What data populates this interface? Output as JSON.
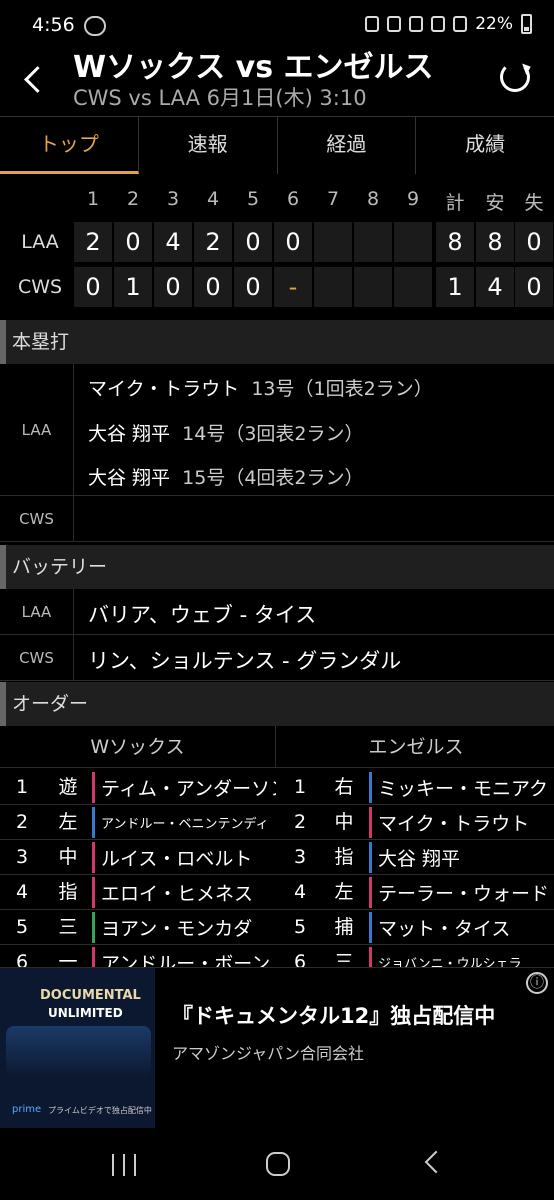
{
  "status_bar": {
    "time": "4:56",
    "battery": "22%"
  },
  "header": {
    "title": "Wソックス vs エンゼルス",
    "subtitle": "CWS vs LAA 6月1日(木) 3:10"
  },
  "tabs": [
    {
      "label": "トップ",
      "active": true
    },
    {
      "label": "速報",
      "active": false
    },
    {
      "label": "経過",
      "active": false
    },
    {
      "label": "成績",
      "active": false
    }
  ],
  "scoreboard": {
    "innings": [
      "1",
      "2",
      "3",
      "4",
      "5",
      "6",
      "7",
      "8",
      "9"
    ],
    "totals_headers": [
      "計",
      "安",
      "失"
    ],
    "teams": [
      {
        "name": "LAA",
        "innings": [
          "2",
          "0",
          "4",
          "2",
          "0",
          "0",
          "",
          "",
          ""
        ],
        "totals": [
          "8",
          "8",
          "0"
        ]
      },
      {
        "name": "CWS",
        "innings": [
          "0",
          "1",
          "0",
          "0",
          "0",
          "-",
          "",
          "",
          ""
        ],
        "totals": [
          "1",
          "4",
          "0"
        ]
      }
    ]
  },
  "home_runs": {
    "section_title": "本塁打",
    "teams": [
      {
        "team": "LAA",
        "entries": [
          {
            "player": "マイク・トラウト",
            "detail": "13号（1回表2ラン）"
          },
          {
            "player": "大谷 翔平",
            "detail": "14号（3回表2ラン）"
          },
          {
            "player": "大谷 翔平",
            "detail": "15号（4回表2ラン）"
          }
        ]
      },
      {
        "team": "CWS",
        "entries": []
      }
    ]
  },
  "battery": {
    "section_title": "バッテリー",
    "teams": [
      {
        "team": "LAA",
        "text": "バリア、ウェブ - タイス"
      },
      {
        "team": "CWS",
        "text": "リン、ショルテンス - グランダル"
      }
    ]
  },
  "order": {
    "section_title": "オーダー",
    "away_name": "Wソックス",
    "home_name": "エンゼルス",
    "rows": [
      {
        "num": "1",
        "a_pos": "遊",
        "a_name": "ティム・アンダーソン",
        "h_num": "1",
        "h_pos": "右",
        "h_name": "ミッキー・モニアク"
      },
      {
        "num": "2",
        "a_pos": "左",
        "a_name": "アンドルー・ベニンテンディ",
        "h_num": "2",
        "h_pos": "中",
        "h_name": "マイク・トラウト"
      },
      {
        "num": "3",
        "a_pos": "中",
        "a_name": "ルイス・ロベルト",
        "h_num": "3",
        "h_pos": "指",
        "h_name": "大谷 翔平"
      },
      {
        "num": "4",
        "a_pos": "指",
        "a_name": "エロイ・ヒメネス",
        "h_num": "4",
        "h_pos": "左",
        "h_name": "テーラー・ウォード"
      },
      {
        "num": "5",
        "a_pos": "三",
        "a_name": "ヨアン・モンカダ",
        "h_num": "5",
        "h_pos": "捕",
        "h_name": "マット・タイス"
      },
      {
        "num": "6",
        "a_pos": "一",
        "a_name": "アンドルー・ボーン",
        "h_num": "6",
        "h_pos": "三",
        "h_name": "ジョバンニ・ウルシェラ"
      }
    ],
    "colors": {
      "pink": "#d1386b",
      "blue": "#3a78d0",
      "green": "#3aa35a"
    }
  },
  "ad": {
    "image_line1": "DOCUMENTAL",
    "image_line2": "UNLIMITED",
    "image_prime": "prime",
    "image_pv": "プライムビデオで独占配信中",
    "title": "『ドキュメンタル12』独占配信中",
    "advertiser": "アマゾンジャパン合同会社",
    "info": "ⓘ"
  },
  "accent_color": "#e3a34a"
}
══════════════════════════════
— Written request —
Transcribe the material as is, with images omitted.

— Response below —
What data populates this interface? Output as JSON.
{
  "status_bar": {
    "time": "4:56",
    "battery": "22%"
  },
  "header": {
    "title": "Wソックス vs エンゼルス",
    "subtitle": "CWS vs LAA 6月1日(木) 3:10"
  },
  "tabs": [
    {
      "label": "トップ",
      "active": true
    },
    {
      "label": "速報",
      "active": false
    },
    {
      "label": "経過",
      "active": false
    },
    {
      "label": "成績",
      "active": false
    }
  ],
  "scoreboard": {
    "innings": [
      "1",
      "2",
      "3",
      "4",
      "5",
      "6",
      "7",
      "8",
      "9"
    ],
    "totals_headers": [
      "計",
      "安",
      "失"
    ],
    "teams": [
      {
        "name": "LAA",
        "innings": [
          "2",
          "0",
          "4",
          "2",
          "0",
          "0",
          "",
          "",
          ""
        ],
        "totals": [
          "8",
          "8",
          "0"
        ]
      },
      {
        "name": "CWS",
        "innings": [
          "0",
          "1",
          "0",
          "0",
          "0",
          "-",
          "",
          "",
          ""
        ],
        "totals": [
          "1",
          "4",
          "0"
        ]
      }
    ]
  },
  "home_runs": {
    "section_title": "本塁打",
    "teams": [
      {
        "team": "LAA",
        "entries": [
          {
            "player": "マイク・トラウト",
            "detail": "13号（1回表2ラン）"
          },
          {
            "player": "大谷 翔平",
            "detail": "14号（3回表2ラン）"
          },
          {
            "player": "大谷 翔平",
            "detail": "15号（4回表2ラン）"
          }
        ]
      },
      {
        "team": "CWS",
        "entries": []
      }
    ]
  },
  "battery": {
    "section_title": "バッテリー",
    "teams": [
      {
        "team": "LAA",
        "text": "バリア、ウェブ - タイス"
      },
      {
        "team": "CWS",
        "text": "リン、ショルテンス - グランダル"
      }
    ]
  },
  "order": {
    "section_title": "オーダー",
    "away_name": "Wソックス",
    "home_name": "エンゼルス",
    "rows": [
      {
        "num": "1",
        "a_pos": "遊",
        "a_name": "ティム・アンダーソン",
        "h_num": "1",
        "h_pos": "右",
        "h_name": "ミッキー・モニアク"
      },
      {
        "num": "2",
        "a_pos": "左",
        "a_name": "アンドルー・ベニンテンディ",
        "h_num": "2",
        "h_pos": "中",
        "h_name": "マイク・トラウト"
      },
      {
        "num": "3",
        "a_pos": "中",
        "a_name": "ルイス・ロベルト",
        "h_num": "3",
        "h_pos": "指",
        "h_name": "大谷 翔平"
      },
      {
        "num": "4",
        "a_pos": "指",
        "a_name": "エロイ・ヒメネス",
        "h_num": "4",
        "h_pos": "左",
        "h_name": "テーラー・ウォード"
      },
      {
        "num": "5",
        "a_pos": "三",
        "a_name": "ヨアン・モンカダ",
        "h_num": "5",
        "h_pos": "捕",
        "h_name": "マット・タイス"
      },
      {
        "num": "6",
        "a_pos": "一",
        "a_name": "アンドルー・ボーン",
        "h_num": "6",
        "h_pos": "三",
        "h_name": "ジョバンニ・ウルシェラ"
      }
    ],
    "colors": {
      "pink": "#d1386b",
      "blue": "#3a78d0",
      "green": "#3aa35a"
    }
  },
  "ad": {
    "image_line1": "DOCUMENTAL",
    "image_line2": "UNLIMITED",
    "image_prime": "prime",
    "image_pv": "プライムビデオで独占配信中",
    "title": "『ドキュメンタル12』独占配信中",
    "advertiser": "アマゾンジャパン合同会社",
    "info": "ⓘ"
  },
  "accent_color": "#e3a34a"
}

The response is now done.